(Exercise objective): Could you copy every line of the data that contains the word "then"?

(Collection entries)
:::::
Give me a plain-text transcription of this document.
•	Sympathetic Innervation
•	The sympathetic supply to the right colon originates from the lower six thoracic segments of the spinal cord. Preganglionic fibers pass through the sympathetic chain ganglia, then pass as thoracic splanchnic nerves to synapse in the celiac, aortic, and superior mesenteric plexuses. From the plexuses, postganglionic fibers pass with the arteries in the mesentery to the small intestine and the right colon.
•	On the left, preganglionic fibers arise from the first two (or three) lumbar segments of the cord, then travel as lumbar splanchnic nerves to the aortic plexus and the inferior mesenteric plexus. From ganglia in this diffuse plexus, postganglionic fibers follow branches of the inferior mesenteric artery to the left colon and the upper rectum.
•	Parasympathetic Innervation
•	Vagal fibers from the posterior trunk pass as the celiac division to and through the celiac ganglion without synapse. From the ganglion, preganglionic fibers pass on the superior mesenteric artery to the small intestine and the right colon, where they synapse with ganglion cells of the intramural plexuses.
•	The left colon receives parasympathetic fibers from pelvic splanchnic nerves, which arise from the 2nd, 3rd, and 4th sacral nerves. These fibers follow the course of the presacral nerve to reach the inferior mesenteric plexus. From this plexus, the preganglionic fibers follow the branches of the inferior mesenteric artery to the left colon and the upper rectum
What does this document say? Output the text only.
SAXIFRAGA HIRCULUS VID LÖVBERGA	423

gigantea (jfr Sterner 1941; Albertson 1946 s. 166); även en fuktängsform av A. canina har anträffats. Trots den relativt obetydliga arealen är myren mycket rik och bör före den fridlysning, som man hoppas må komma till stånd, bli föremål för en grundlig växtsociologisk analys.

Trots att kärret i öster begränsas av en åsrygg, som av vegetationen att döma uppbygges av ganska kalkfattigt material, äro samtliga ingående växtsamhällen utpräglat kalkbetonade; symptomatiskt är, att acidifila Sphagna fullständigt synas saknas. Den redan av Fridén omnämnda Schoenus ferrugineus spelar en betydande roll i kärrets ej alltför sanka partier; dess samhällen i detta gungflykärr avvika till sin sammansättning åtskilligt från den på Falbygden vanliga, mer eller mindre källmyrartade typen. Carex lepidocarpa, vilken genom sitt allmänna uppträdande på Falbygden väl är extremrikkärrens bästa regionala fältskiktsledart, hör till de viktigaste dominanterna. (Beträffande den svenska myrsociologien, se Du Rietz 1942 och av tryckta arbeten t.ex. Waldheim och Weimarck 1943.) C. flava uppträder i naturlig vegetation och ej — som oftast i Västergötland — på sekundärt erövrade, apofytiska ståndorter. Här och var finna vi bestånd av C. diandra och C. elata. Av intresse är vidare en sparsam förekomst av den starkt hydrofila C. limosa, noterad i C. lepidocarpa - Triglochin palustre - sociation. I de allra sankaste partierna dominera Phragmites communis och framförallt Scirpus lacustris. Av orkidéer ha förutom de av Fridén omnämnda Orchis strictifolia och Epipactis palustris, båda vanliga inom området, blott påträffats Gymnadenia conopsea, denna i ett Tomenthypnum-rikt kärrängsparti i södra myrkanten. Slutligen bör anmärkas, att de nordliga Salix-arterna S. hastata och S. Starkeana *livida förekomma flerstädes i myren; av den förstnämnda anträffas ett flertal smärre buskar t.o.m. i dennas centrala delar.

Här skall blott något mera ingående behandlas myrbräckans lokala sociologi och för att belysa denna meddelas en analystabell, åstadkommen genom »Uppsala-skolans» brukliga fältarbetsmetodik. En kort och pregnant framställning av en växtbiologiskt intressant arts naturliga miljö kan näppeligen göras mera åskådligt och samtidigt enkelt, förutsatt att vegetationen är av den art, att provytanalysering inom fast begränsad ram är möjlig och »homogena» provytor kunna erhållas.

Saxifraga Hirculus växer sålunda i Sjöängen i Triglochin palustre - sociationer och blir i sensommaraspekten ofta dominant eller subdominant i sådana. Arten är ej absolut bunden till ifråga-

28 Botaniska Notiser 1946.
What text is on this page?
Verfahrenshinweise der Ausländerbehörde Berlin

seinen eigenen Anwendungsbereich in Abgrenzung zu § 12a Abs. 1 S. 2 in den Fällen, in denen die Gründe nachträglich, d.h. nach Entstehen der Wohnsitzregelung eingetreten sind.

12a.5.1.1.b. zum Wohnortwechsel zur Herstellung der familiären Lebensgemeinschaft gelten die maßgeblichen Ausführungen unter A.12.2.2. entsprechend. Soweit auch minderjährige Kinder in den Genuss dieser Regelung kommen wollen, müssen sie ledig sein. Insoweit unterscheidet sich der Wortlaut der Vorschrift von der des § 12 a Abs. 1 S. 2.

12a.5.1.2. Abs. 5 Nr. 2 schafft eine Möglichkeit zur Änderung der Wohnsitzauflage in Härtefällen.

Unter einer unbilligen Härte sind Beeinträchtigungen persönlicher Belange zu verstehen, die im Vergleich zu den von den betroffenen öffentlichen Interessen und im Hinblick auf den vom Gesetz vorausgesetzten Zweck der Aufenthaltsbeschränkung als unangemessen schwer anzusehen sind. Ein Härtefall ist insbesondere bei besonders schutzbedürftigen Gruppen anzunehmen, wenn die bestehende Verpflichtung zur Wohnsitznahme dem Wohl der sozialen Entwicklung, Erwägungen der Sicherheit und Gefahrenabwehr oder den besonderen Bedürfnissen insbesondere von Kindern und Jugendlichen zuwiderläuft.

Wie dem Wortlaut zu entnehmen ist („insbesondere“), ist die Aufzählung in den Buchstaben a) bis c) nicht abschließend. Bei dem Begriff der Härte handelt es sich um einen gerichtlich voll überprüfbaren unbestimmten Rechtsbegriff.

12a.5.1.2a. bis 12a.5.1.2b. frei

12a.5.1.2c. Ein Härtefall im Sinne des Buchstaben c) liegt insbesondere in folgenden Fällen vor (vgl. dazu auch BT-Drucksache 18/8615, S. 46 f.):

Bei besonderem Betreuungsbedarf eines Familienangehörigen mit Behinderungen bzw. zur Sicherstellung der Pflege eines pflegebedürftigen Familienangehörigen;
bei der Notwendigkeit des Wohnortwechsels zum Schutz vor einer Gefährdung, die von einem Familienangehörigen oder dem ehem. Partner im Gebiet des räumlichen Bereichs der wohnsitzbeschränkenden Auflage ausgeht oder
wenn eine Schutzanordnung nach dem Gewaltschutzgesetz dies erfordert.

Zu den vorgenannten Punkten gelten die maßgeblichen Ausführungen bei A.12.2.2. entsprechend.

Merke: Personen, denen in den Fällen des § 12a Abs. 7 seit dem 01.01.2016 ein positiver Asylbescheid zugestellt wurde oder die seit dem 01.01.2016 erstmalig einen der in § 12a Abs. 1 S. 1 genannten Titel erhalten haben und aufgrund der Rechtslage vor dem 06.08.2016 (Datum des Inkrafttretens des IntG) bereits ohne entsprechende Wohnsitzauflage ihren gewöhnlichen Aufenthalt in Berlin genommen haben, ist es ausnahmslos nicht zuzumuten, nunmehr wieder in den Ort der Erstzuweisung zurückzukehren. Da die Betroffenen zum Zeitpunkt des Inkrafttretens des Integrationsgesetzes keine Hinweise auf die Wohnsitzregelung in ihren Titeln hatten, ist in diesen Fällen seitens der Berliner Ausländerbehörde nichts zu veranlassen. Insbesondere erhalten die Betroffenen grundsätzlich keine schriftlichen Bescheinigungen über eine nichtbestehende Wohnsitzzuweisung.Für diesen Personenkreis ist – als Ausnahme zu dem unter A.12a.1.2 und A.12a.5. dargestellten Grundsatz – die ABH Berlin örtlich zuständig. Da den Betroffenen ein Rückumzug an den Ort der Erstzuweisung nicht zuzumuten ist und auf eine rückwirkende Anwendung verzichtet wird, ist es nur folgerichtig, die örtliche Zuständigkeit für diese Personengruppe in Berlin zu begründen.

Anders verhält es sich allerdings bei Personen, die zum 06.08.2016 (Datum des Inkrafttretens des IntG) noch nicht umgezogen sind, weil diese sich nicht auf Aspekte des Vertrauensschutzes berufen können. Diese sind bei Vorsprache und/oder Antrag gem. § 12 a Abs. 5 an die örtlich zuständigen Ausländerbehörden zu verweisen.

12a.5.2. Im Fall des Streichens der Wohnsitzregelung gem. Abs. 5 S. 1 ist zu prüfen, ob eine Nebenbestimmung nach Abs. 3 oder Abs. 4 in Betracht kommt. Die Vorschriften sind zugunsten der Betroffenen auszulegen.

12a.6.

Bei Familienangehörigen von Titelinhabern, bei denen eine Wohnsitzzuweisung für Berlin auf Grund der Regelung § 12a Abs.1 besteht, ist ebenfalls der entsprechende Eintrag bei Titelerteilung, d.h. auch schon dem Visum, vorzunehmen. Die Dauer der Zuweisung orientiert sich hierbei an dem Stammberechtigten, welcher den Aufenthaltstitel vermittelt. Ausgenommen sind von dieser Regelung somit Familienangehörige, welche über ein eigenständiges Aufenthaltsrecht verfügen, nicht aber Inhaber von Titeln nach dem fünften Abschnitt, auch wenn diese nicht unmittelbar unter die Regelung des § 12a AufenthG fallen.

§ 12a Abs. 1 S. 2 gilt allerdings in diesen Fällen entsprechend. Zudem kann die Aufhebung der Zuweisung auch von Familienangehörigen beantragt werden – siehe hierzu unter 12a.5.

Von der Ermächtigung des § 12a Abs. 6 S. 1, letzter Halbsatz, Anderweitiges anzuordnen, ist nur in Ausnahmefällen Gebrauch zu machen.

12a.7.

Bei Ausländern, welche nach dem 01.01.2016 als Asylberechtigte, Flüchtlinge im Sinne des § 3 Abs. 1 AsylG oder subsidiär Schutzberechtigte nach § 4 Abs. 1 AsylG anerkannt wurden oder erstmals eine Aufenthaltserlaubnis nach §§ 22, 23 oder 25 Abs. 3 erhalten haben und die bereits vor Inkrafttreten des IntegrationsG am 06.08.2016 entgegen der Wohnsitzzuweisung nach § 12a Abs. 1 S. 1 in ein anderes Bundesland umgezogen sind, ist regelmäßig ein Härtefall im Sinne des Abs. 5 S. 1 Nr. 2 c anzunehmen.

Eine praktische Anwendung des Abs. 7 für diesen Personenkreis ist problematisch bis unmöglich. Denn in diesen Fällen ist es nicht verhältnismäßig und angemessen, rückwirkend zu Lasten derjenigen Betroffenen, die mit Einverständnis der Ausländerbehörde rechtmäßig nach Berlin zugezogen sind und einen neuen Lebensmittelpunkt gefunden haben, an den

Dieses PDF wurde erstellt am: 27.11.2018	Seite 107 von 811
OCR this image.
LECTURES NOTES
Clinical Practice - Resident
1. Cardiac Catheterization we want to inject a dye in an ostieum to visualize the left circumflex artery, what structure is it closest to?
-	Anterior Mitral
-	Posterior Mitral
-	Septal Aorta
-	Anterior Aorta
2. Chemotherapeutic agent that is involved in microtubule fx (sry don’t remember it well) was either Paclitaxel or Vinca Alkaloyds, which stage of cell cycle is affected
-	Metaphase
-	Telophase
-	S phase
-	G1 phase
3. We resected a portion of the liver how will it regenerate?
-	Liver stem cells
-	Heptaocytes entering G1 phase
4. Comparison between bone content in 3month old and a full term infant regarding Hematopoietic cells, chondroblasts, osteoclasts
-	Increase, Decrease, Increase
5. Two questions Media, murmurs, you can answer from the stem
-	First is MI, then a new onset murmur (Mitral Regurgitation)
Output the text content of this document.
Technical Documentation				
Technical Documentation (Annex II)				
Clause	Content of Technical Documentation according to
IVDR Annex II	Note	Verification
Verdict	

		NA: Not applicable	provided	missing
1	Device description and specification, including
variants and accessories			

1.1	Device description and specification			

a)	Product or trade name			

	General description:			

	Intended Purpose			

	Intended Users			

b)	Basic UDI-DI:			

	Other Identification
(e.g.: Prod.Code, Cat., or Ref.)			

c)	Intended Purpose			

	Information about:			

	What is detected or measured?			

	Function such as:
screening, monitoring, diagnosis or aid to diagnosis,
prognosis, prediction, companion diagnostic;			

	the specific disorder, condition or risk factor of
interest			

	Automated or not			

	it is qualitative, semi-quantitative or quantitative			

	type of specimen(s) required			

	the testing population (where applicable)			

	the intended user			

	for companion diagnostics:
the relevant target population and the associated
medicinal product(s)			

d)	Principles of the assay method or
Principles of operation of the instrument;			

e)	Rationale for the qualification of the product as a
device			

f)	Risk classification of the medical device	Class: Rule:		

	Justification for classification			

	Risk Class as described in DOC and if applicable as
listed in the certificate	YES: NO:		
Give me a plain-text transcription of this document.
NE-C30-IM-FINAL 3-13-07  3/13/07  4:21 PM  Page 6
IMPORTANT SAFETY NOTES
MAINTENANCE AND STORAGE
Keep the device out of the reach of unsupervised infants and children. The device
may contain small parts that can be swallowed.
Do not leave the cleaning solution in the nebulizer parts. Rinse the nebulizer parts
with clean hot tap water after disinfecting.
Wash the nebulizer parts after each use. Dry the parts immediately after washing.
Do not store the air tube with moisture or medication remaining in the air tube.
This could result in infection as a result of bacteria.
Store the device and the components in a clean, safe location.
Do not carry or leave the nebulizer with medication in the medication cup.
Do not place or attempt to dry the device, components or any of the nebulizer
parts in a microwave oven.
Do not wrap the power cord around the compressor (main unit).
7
:::::
(Result):
•	The sympathetic supply to the right colon originates from the lower six thoracic segments of the spinal cord. Preganglionic fibers pass through the sympathetic chain ganglia, then pass as thoracic splanchnic nerves to synapse in the celiac, aortic, and superior mesenteric plexuses. From the plexuses, postganglionic fibers pass with the arteries in the mesentery to the small intestine and the right colon.
•	On the left, preganglionic fibers arise from the first two (or three) lumbar segments of the cord, then travel as lumbar splanchnic nerves to the aortic plexus and the inferior mesenteric plexus. From ganglia in this diffuse plexus, postganglionic fibers follow branches of the inferior mesenteric artery to the left colon and the upper rectum.
-	First is MI, then a new onset murmur (Mitral Regurgitation)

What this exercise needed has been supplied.